Aim: For the entries that follow, tally the lines holding the string "functions". Give the total and nothing else.

******************************

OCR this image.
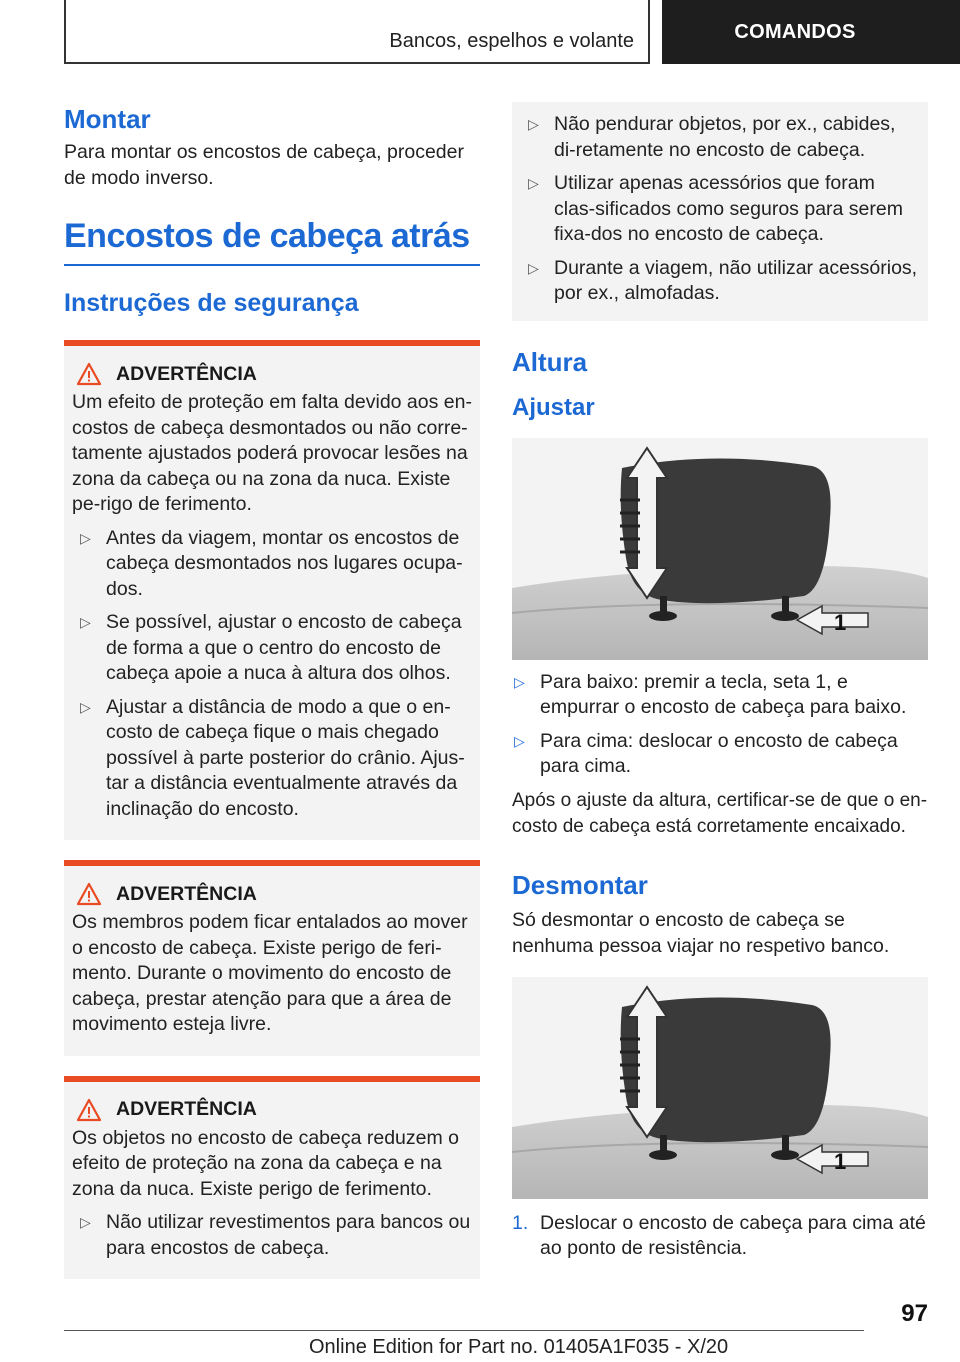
Bancos, espelhos e volante	COMANDOS
Montar

Para montar os encostos de cabeça, proceder de modo inverso.

Encostos de cabeça atrás
Instruções de segurança
ADVERTÊNCIA

Um efeito de proteção em falta devido aos en‐costos de cabeça desmontados ou não corre‐tamente ajustados poderá provocar lesões na zona da cabeça ou na zona da nuca. Existe pe‐rigo de ferimento.

▷ Antes da viagem, montar os encostos de cabeça desmontados nos lugares ocupa‐dos.
▷ Se possível, ajustar o encosto de cabeça de forma a que o centro do encosto de cabeça apoie a nuca à altura dos olhos.
▷ Ajustar a distância de modo a que o en‐costo de cabeça fique o mais chegado possível à parte posterior do crânio. Ajus‐tar a distância eventualmente através da inclinação do encosto.
ADVERTÊNCIA

Os membros podem ficar entalados ao mover o encosto de cabeça. Existe perigo de feri‐mento. Durante o movimento do encosto de cabeça, prestar atenção para que a área de movimento esteja livre.

ADVERTÊNCIA

Os objetos no encosto de cabeça reduzem o efeito de proteção na zona da cabeça e na zona da nuca. Existe perigo de ferimento.

▷ Não utilizar revestimentos para bancos ou para encostos de cabeça.
▷ Não pendurar objetos, por ex., cabides, di‐retamente no encosto de cabeça.
▷ Utilizar apenas acessórios que foram clas‐sificados como seguros para serem fixa‐dos no encosto de cabeça.
▷ Durante a viagem, não utilizar acessórios, por ex., almofadas.
Altura
Ajustar
1
▷ Para baixo: premir a tecla, seta 1, e empurrar o encosto de cabeça para baixo.
▷ Para cima: deslocar o encosto de cabeça para cima.

Após o ajuste da altura, certificar-se de que o en‐costo de cabeça está corretamente encaixado.

Desmontar

Só desmontar o encosto de cabeça se nenhuma pessoa viajar no respetivo banco.

1
1. Deslocar o encosto de cabeça para cima até ao ponto de resistência.
97
Online Edition for Part no. 01405A1F035 - X/20
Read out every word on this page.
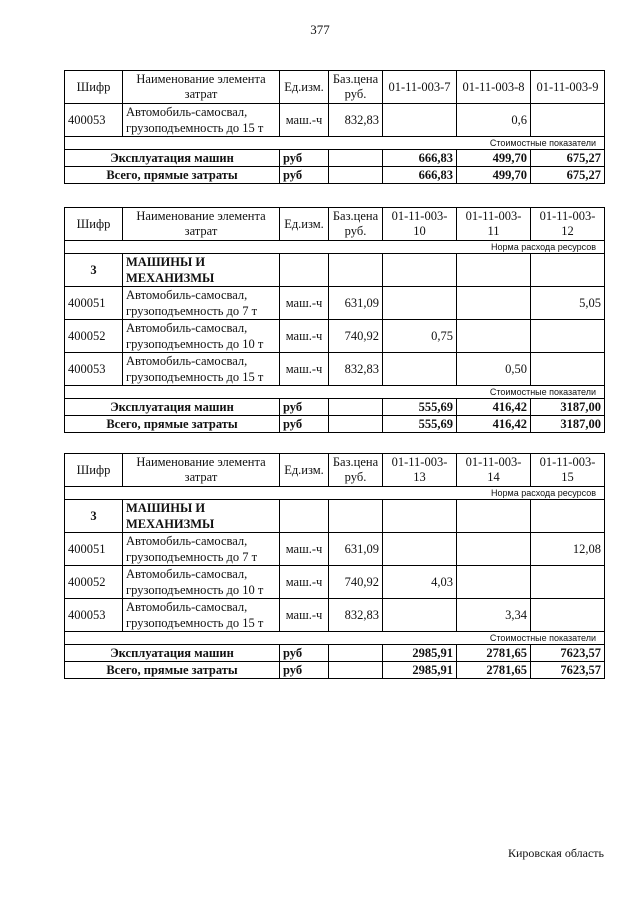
377
Шифр	Наименование элемента затрат	Ед.изм.	Баз.цена руб.	01-11-003-7	01-11-003-8	01-11-003-9
400053	Автомобиль-самосвал, грузоподъемность до 15 т	маш.-ч	832,83		0,6	
Стоимостные показатели						
Эксплуатация машин		руб		666,83	499,70	675,27
Всего, прямые затраты		руб		666,83	499,70	675,27
Шифр	Наименование элемента затрат	Ед.изм.	Баз.цена руб.	01-11-003-10	01-11-003-11	01-11-003-12
Норма расхода ресурсов						
3	МАШИНЫ И МЕХАНИЗМЫ					
400051	Автомобиль-самосвал, грузоподъемность до 7 т	маш.-ч	631,09			5,05
400052	Автомобиль-самосвал, грузоподъемность до 10 т	маш.-ч	740,92	0,75		
400053	Автомобиль-самосвал, грузоподъемность до 15 т	маш.-ч	832,83		0,50	
Стоимостные показатели						
Эксплуатация машин		руб		555,69	416,42	3187,00
Всего, прямые затраты		руб		555,69	416,42	3187,00
Шифр	Наименование элемента затрат	Ед.изм.	Баз.цена руб.	01-11-003-13	01-11-003-14	01-11-003-15
Норма расхода ресурсов						
3	МАШИНЫ И МЕХАНИЗМЫ					
400051	Автомобиль-самосвал, грузоподъемность до 7 т	маш.-ч	631,09			12,08
400052	Автомобиль-самосвал, грузоподъемность до 10 т	маш.-ч	740,92	4,03		
400053	Автомобиль-самосвал, грузоподъемность до 15 т	маш.-ч	832,83		3,34	
Стоимостные показатели						
Эксплуатация машин		руб		2985,91	2781,65	7623,57
Всего, прямые затраты		руб		2985,91	2781,65	7623,57
Кировская область
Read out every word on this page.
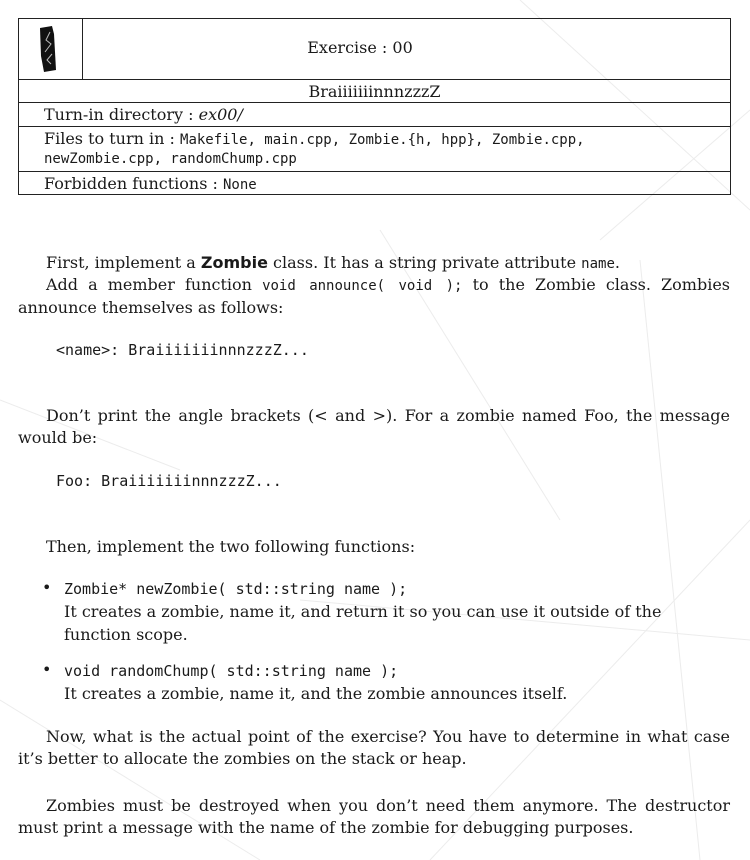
Exercise : 00
BraiiiiiiinnnzzzZ
Turn-in directory : ex00/
Files to turn in : Makefile, main.cpp, Zombie.{h, hpp}, Zombie.cpp,
newZombie.cpp, randomChump.cpp
Forbidden functions : None
First, implement a Zombie class. It has a string private attribute name.
Add a member function void announce( void ); to the Zombie class. Zombies announce themselves as follows:
<name>: BraiiiiiiinnnzzzZ...
Don’t print the angle brackets (< and >). For a zombie named Foo, the message would be:
Foo: BraiiiiiiinnnzzzZ...
Then, implement the two following functions:
• Zombie* newZombie( std::string name );
It creates a zombie, name it, and return it so you can use it outside of the function scope.
• void randomChump( std::string name );
It creates a zombie, name it, and the zombie announces itself.
Now, what is the actual point of the exercise? You have to determine in what case it’s better to allocate the zombies on the stack or heap.
Zombies must be destroyed when you don’t need them anymore. The destructor must print a message with the name of the zombie for debugging purposes.
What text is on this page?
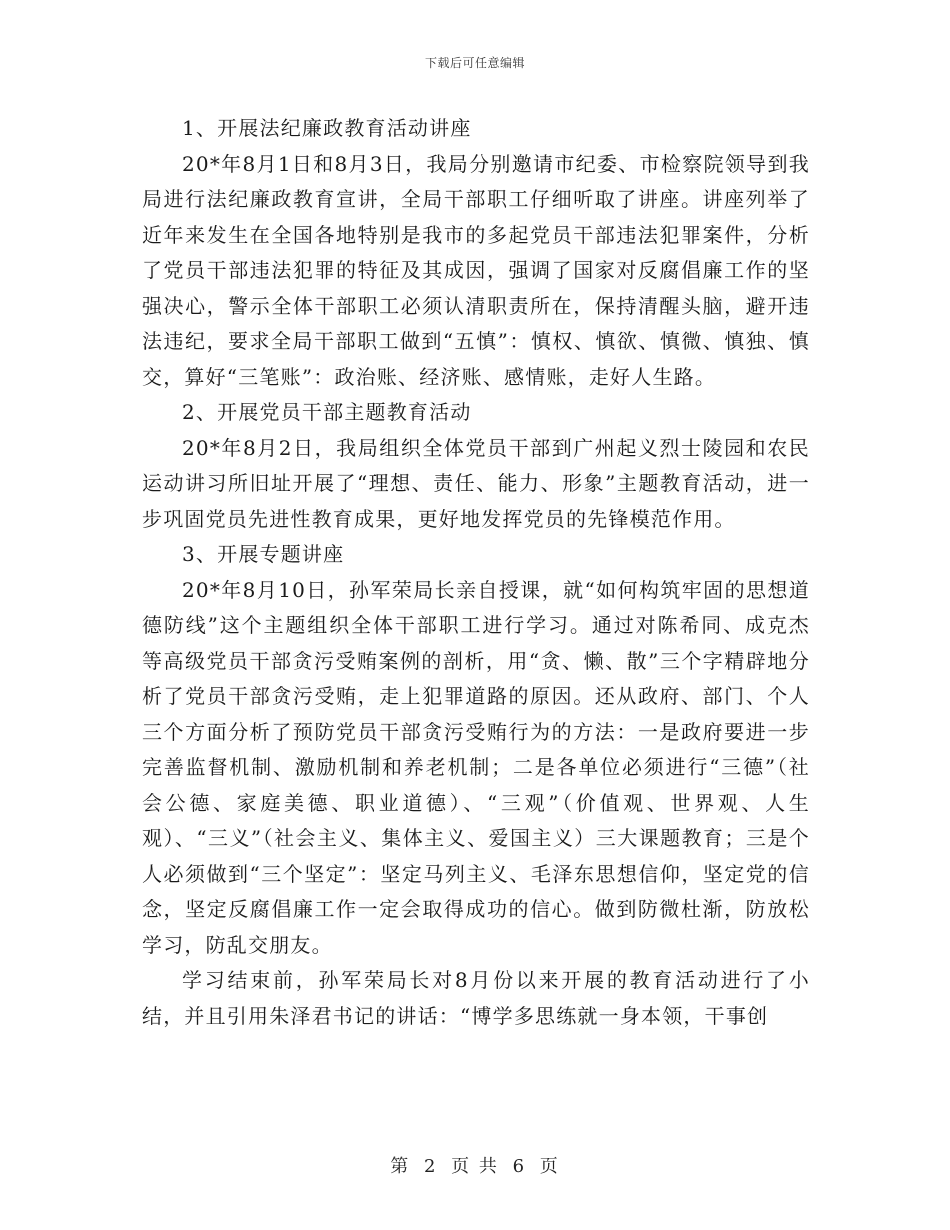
下载后可任意编辑

1、开展法纪廉政教育活动讲座

20*年8月1日和8月3日，我局分别邀请市纪委、市检察院领导到我局进行法纪廉政教育宣讲，全局干部职工仔细听取了讲座。讲座列举了近年来发生在全国各地特别是我市的多起党员干部违法犯罪案件，分析了党员干部违法犯罪的特征及其成因，强调了国家对反腐倡廉工作的坚强决心，警示全体干部职工必须认清职责所在，保持清醒头脑，避开违法违纪，要求全局干部职工做到“五慎”：慎权、慎欲、慎微、慎独、慎交，算好“三笔账”：政治账、经济账、感情账，走好人生路。

2、开展党员干部主题教育活动

20*年8月2日，我局组织全体党员干部到广州起义烈士陵园和农民运动讲习所旧址开展了“理想、责任、能力、形象”主题教育活动，进一步巩固党员先进性教育成果，更好地发挥党员的先锋模范作用。

3、开展专题讲座

20*年8月10日，孙军荣局长亲自授课，就“如何构筑牢固的思想道德防线”这个主题组织全体干部职工进行学习。通过对陈希同、成克杰等高级党员干部贪污受贿案例的剖析，用“贪、懒、散”三个字精辟地分析了党员干部贪污受贿，走上犯罪道路的原因。还从政府、部门、个人三个方面分析了预防党员干部贪污受贿行为的方法：一是政府要进一步完善监督机制、激励机制和养老机制；二是各单位必须进行“三德”（社会公德、家庭美德、职业道德）、“三观”（价值观、世界观、人生观）、“三义”（社会主义、集体主义、爱国主义）三大课题教育；三是个人必须做到“三个坚定”：坚定马列主义、毛泽东思想信仰，坚定党的信念，坚定反腐倡廉工作一定会取得成功的信心。做到防微杜渐，防放松学习，防乱交朋友。

学习结束前，孙军荣局长对8月份以来开展的教育活动进行了小结，并且引用朱泽君书记的讲话：“博学多思练就一身本领，干事创

第 2 页 共 6 页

******************************

Finished answer: 2